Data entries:
━━━

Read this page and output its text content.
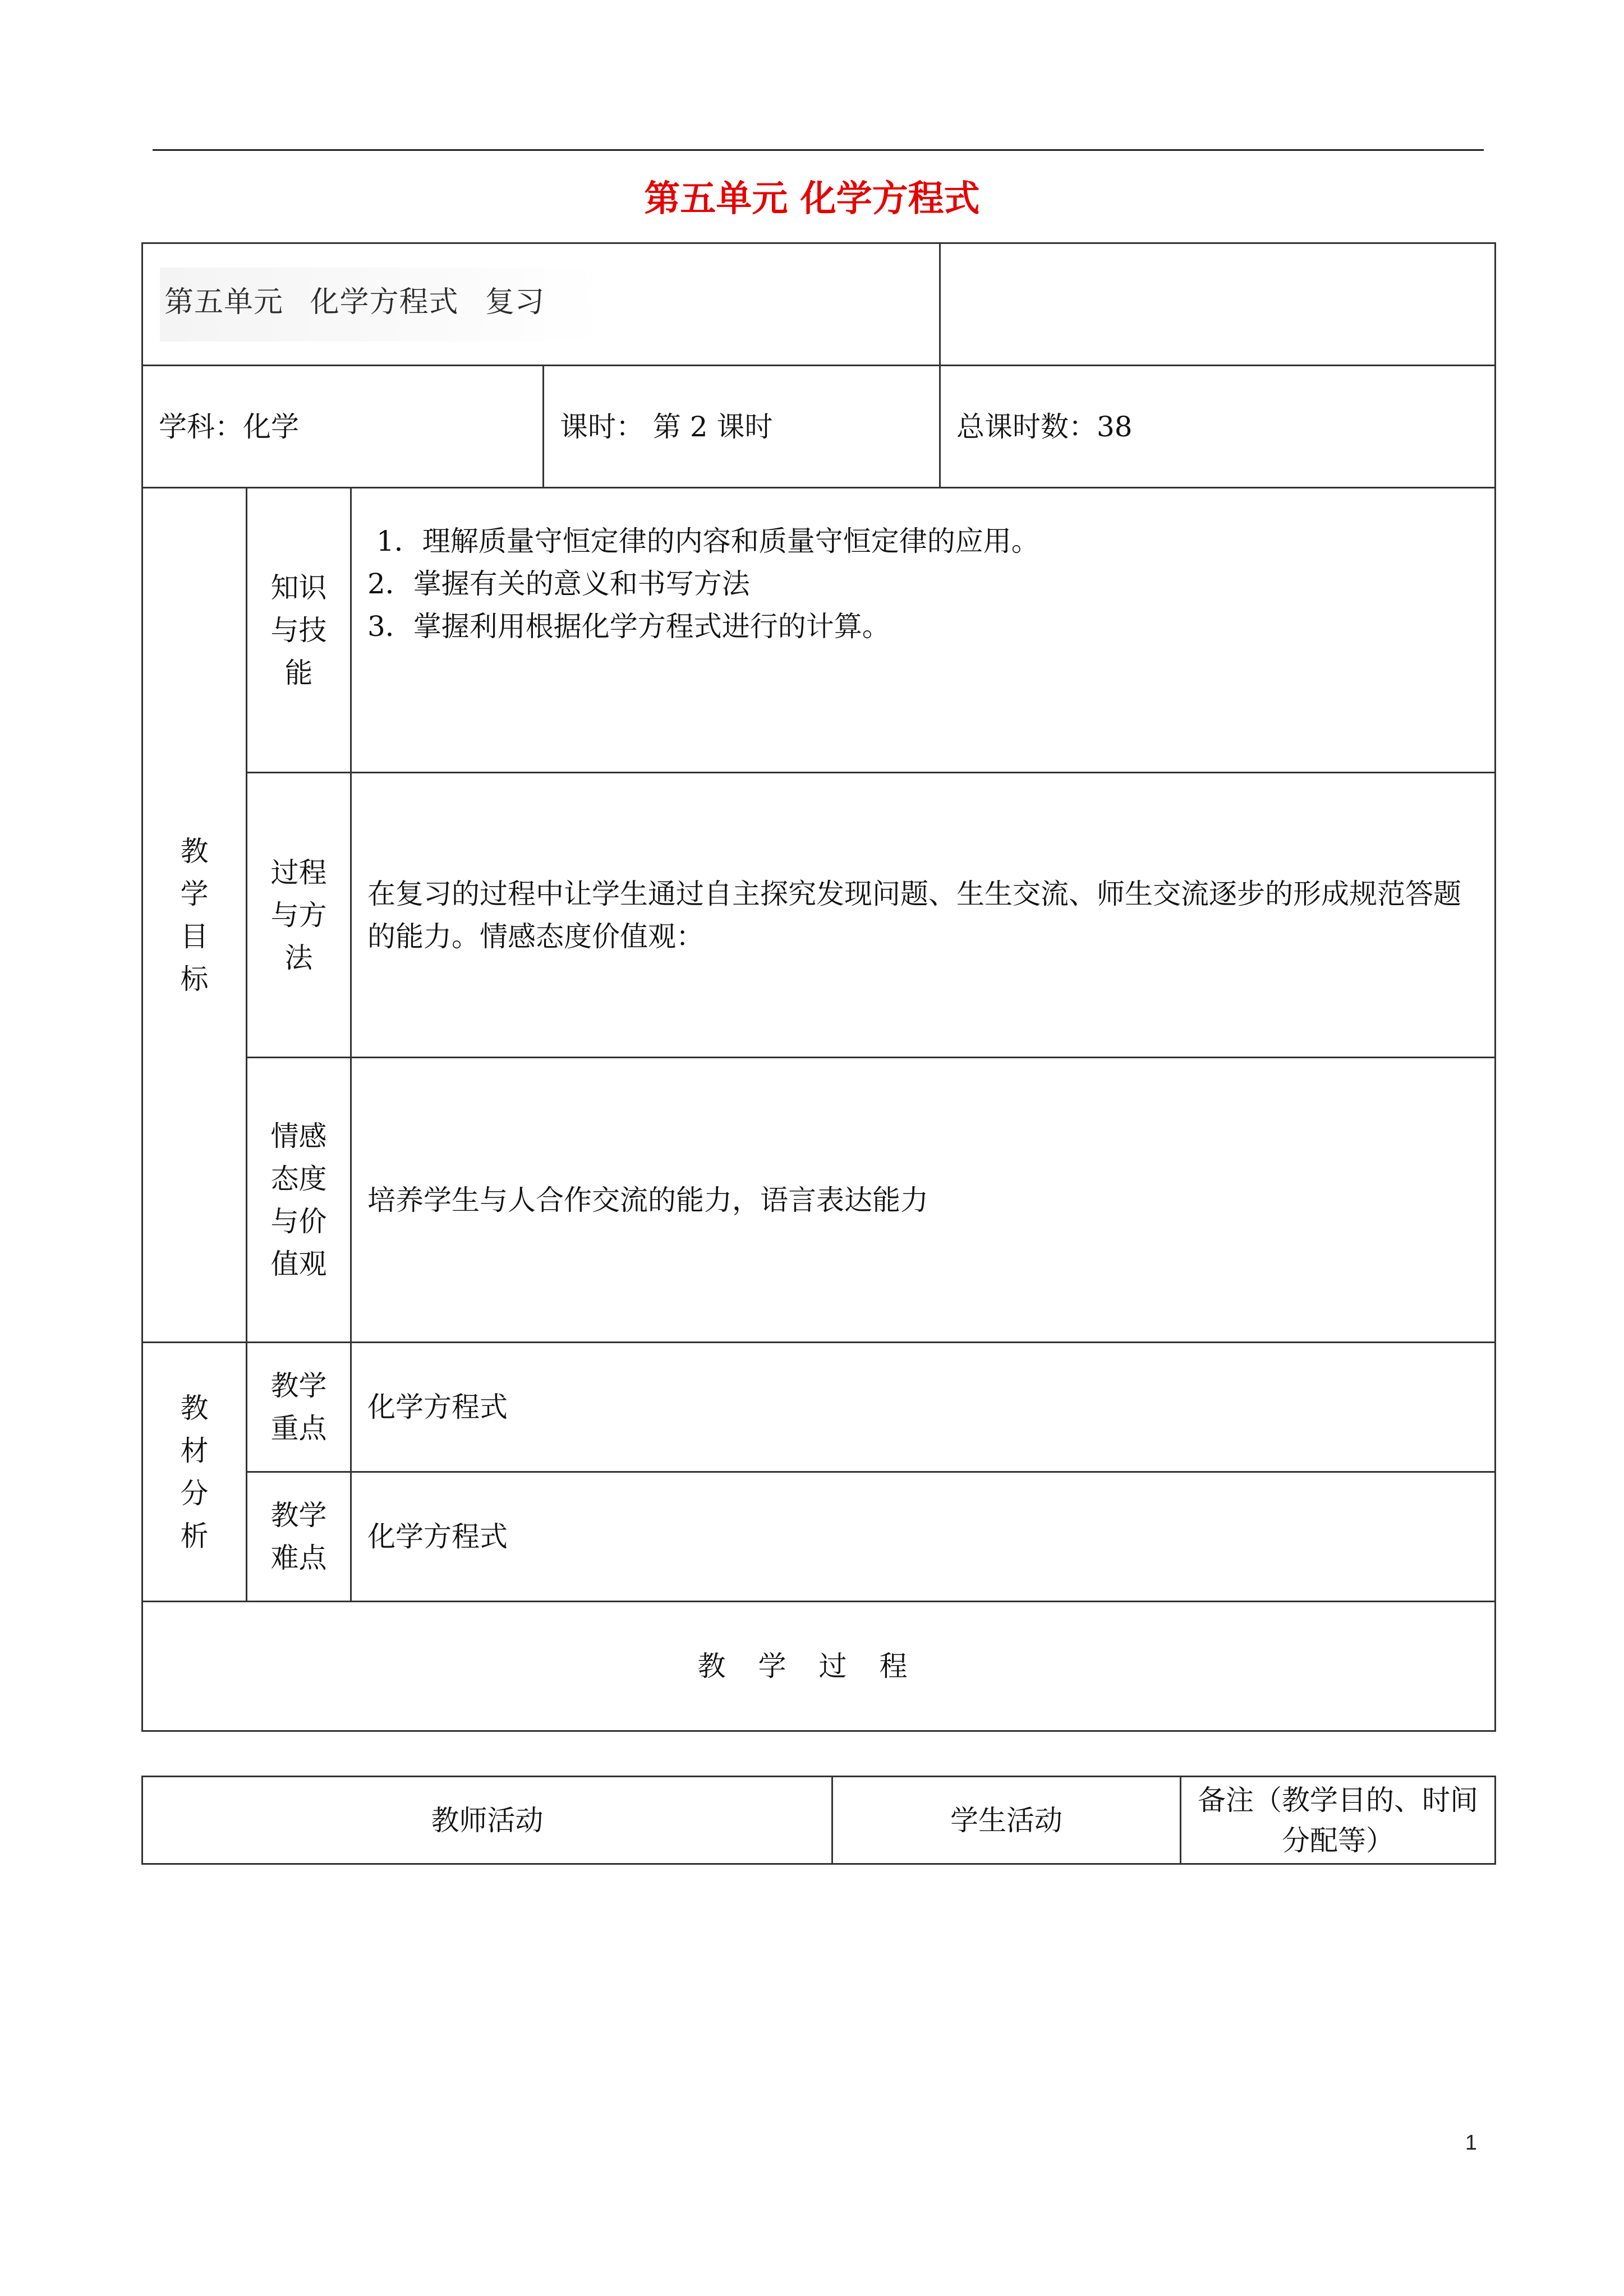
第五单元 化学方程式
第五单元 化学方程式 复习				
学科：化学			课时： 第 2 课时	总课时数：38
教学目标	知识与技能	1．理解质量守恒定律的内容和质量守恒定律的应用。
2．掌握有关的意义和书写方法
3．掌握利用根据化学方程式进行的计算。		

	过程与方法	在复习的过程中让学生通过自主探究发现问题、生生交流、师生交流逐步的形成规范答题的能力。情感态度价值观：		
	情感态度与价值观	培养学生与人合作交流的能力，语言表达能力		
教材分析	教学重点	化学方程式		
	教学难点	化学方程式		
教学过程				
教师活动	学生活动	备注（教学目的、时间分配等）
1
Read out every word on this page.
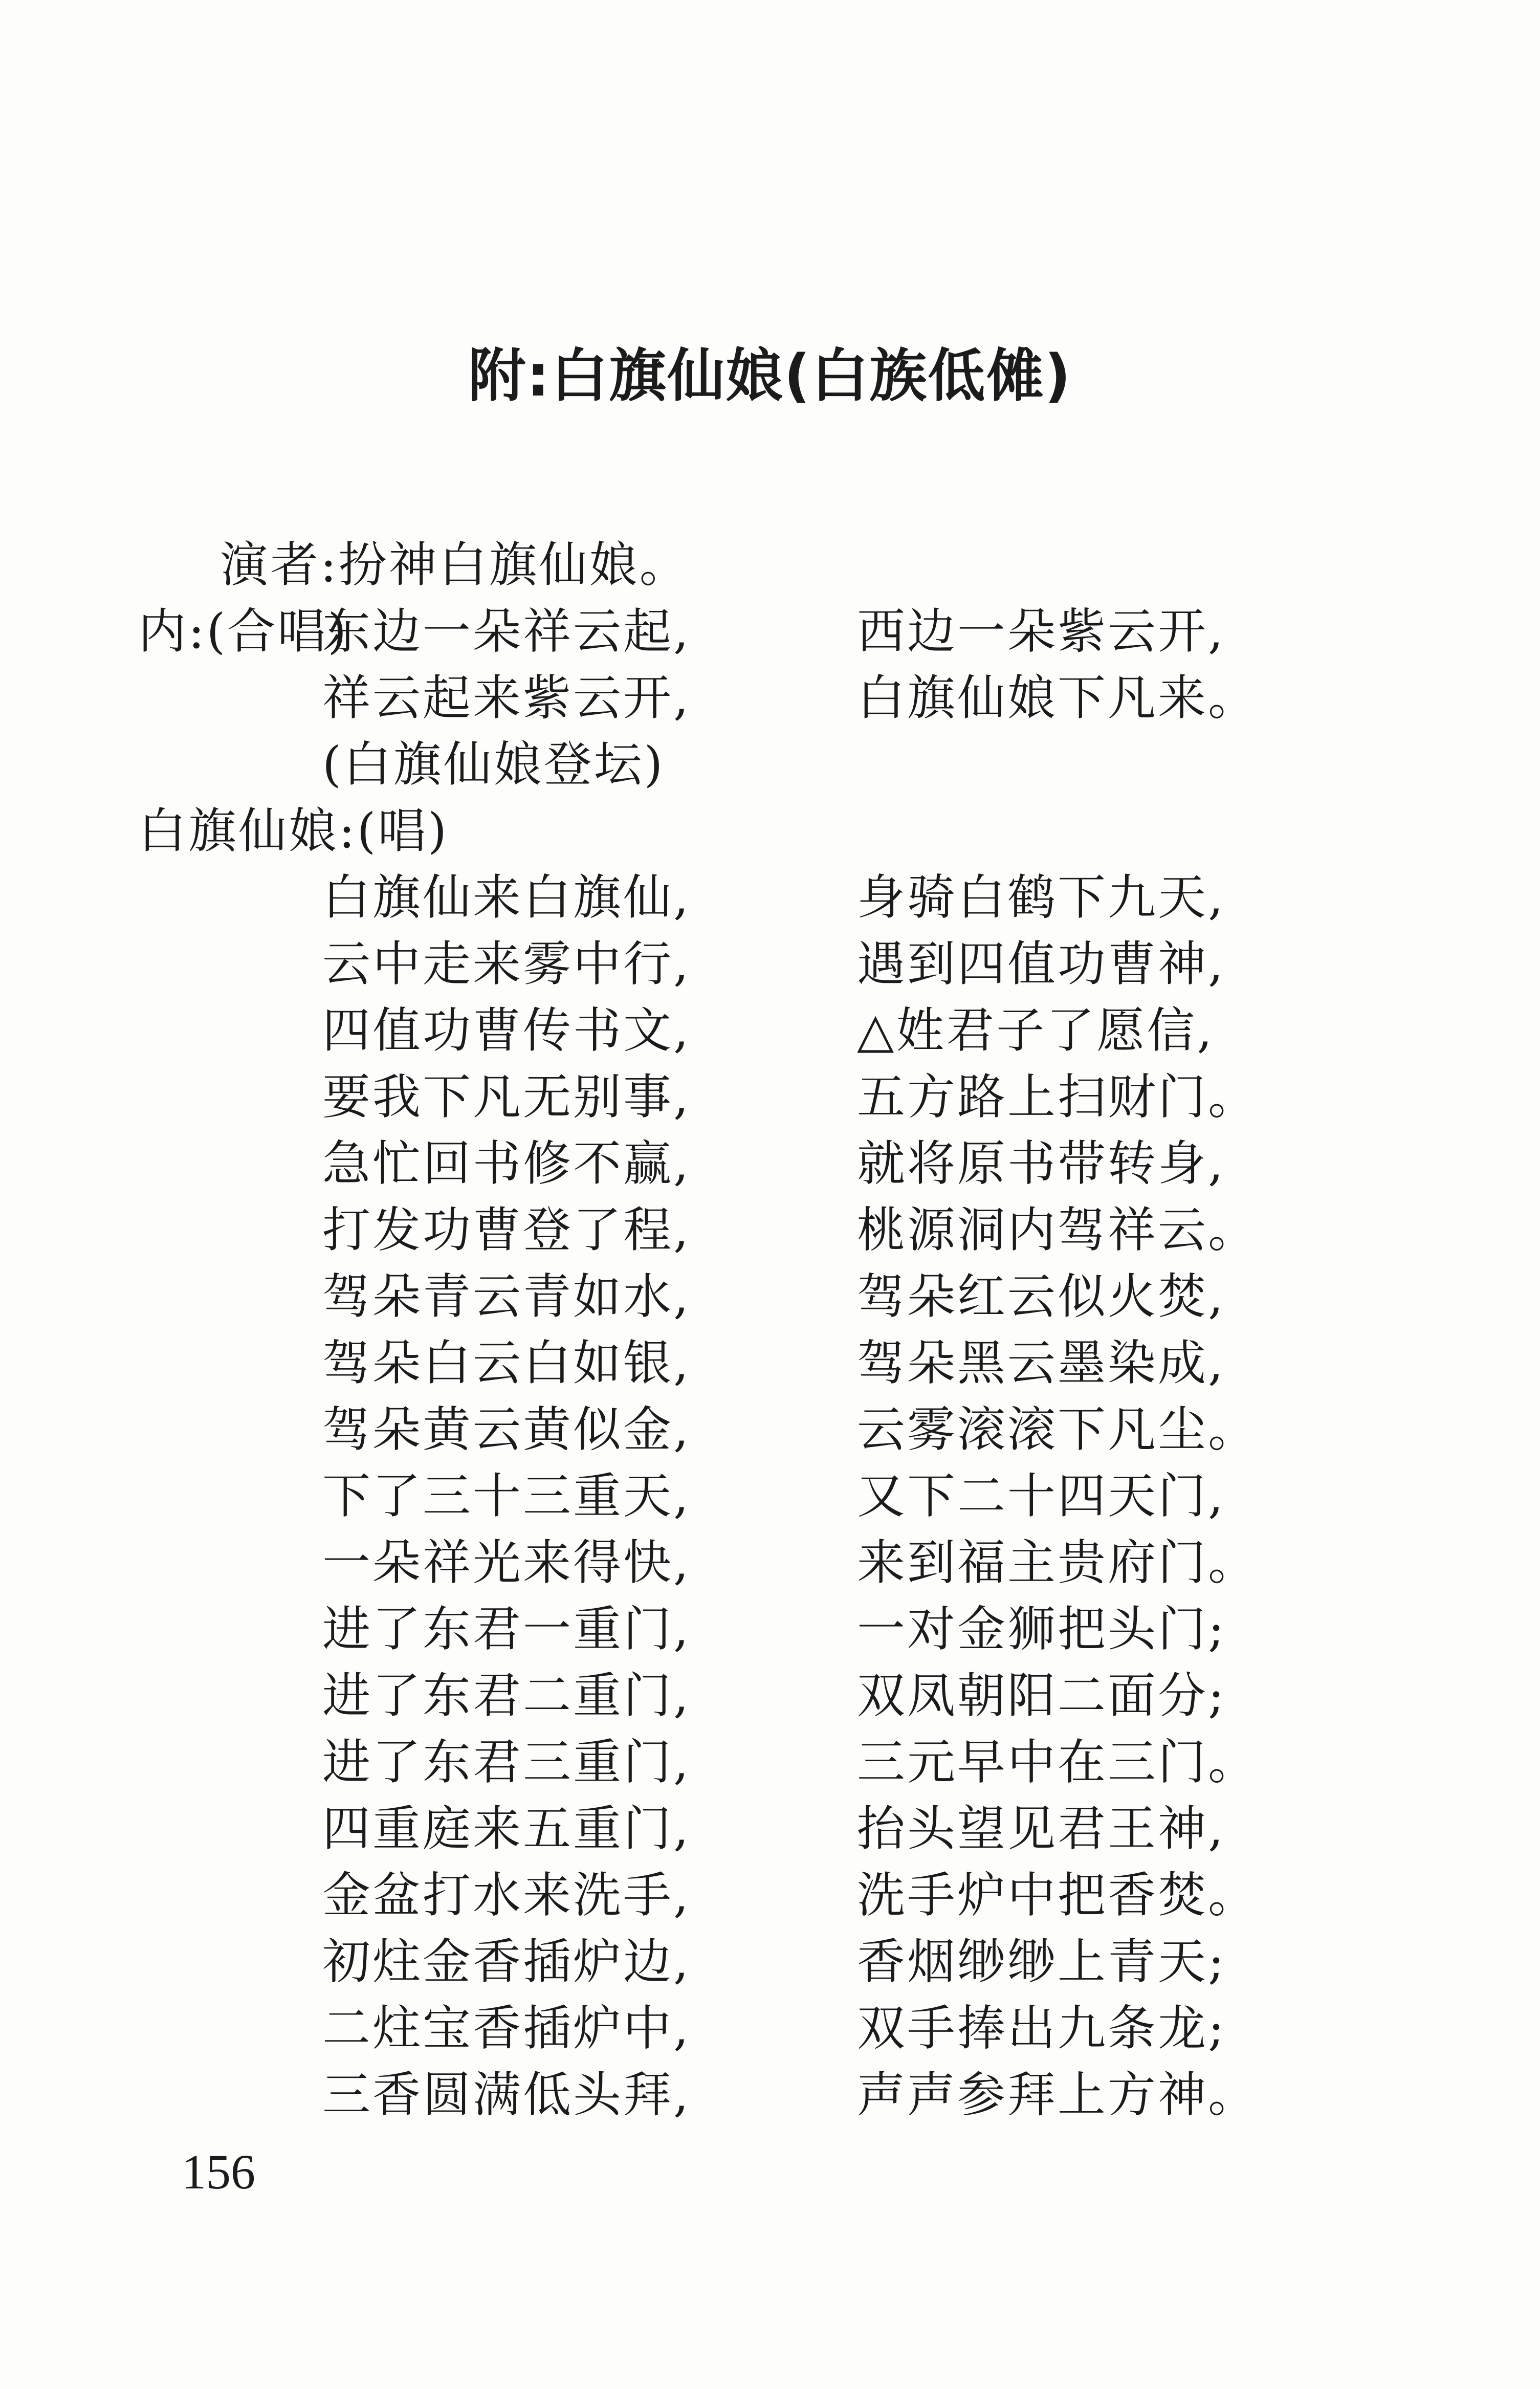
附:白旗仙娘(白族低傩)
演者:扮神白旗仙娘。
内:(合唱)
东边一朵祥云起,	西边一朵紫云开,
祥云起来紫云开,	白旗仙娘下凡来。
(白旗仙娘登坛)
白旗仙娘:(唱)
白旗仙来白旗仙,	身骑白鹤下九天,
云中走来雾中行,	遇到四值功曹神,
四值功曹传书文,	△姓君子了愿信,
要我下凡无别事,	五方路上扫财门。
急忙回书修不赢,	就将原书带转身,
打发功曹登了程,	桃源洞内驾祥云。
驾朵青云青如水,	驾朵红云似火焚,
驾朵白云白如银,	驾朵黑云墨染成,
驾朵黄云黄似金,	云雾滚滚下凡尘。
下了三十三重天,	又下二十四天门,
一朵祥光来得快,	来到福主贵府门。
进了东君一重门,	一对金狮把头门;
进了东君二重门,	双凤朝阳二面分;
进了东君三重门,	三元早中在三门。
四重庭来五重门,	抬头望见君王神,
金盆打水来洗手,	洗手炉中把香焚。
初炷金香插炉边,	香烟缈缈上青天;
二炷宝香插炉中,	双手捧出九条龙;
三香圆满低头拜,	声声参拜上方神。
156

━━━

**To do**
Reproduce the material word for word, minus the images.

**Reply**
Read this page and output its text content.
第五单元 化学方程式
第五单元 化学方程式 复习				
学科：化学			课时： 第 2 课时	总课时数：38
教学目标	知识与技能	1．理解质量守恒定律的内容和质量守恒定律的应用。
2．掌握有关的意义和书写方法
3．掌握利用根据化学方程式进行的计算。		

	过程与方法	在复习的过程中让学生通过自主探究发现问题、生生交流、师生交流逐步的形成规范答题的能力。情感态度价值观：		
	情感态度与价值观	培养学生与人合作交流的能力，语言表达能力		
教材分析	教学重点	化学方程式		
	教学难点	化学方程式		
教学过程				
教师活动	学生活动	备注（教学目的、时间分配等）
1
Read out every word on this page.
附:白旗仙娘(白族低傩)
演者:扮神白旗仙娘。
内:(合唱)
东边一朵祥云起,	西边一朵紫云开,
祥云起来紫云开,	白旗仙娘下凡来。
(白旗仙娘登坛)
白旗仙娘:(唱)
白旗仙来白旗仙,	身骑白鹤下九天,
云中走来雾中行,	遇到四值功曹神,
四值功曹传书文,	△姓君子了愿信,
要我下凡无别事,	五方路上扫财门。
急忙回书修不赢,	就将原书带转身,
打发功曹登了程,	桃源洞内驾祥云。
驾朵青云青如水,	驾朵红云似火焚,
驾朵白云白如银,	驾朵黑云墨染成,
驾朵黄云黄似金,	云雾滚滚下凡尘。
下了三十三重天,	又下二十四天门,
一朵祥光来得快,	来到福主贵府门。
进了东君一重门,	一对金狮把头门;
进了东君二重门,	双凤朝阳二面分;
进了东君三重门,	三元早中在三门。
四重庭来五重门,	抬头望见君王神,
金盆打水来洗手,	洗手炉中把香焚。
初炷金香插炉边,	香烟缈缈上青天;
二炷宝香插炉中,	双手捧出九条龙;
三香圆满低头拜,	声声参拜上方神。
156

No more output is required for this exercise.